# [PROBLEM REQUIREMENTS]
Wherever the word "values" turns up in a line of the entries, copy that line.

Saved data entries:

-- Begin --

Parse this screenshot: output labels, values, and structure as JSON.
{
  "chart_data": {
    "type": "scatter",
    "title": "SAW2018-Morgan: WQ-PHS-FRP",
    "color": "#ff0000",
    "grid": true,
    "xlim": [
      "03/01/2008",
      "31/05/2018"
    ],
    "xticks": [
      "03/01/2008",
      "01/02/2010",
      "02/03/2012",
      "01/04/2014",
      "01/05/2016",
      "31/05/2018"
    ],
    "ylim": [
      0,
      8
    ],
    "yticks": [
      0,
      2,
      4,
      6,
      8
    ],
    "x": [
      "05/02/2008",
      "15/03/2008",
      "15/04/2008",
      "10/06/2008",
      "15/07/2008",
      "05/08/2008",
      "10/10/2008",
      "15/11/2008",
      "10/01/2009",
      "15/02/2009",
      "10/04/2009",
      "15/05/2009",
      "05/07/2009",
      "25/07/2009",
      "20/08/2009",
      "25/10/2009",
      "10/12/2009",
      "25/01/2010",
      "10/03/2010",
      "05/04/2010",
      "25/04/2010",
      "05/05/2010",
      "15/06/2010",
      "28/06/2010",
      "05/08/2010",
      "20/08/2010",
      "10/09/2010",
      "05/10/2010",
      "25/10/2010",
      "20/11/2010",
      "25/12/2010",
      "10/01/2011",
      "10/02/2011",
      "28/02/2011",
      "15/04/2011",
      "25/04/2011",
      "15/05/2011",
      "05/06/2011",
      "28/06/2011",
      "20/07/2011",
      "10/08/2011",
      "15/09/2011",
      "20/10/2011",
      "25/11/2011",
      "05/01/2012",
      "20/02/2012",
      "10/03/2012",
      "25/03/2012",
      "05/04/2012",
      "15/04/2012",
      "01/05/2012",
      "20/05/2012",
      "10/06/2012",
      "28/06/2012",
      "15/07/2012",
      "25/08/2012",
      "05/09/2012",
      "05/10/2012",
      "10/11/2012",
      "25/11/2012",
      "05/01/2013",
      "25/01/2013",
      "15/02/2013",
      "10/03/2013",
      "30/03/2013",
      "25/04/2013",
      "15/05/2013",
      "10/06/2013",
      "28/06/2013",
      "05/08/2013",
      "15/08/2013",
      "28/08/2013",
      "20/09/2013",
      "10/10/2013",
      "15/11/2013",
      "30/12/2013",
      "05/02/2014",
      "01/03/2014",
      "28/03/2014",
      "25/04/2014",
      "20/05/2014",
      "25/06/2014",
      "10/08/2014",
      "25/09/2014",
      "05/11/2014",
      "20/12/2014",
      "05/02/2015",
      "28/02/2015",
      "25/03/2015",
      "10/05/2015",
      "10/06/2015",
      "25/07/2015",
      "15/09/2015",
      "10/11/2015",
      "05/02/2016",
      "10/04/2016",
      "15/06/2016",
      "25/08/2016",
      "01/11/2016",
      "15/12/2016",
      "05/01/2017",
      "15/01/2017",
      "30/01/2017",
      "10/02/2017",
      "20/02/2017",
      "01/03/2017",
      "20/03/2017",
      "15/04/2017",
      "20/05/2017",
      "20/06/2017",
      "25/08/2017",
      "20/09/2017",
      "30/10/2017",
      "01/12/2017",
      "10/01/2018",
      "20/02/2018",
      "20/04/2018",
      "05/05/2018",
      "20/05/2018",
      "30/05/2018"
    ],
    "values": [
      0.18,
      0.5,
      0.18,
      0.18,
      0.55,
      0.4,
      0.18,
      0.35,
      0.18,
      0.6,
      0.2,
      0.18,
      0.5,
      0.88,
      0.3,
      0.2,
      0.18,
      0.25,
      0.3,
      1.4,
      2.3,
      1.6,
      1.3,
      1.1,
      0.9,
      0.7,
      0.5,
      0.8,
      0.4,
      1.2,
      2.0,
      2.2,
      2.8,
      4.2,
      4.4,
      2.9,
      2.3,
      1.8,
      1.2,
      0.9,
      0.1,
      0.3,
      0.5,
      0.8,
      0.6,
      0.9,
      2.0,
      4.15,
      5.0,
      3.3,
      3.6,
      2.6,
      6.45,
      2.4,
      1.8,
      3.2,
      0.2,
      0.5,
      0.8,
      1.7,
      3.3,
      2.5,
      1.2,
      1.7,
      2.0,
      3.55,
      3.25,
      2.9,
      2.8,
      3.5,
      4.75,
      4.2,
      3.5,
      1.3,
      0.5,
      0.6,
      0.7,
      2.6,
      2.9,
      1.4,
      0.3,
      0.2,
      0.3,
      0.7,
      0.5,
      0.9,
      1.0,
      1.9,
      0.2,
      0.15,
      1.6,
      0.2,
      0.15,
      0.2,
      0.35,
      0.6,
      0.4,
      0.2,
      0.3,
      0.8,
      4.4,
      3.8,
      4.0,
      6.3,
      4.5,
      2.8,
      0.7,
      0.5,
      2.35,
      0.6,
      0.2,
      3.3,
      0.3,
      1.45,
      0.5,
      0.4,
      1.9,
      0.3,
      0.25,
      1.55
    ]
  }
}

-- End --

# [PROBLEM SOLUTION]
Parse this screenshot: output labels, values, and structure as JSON.
    "values": [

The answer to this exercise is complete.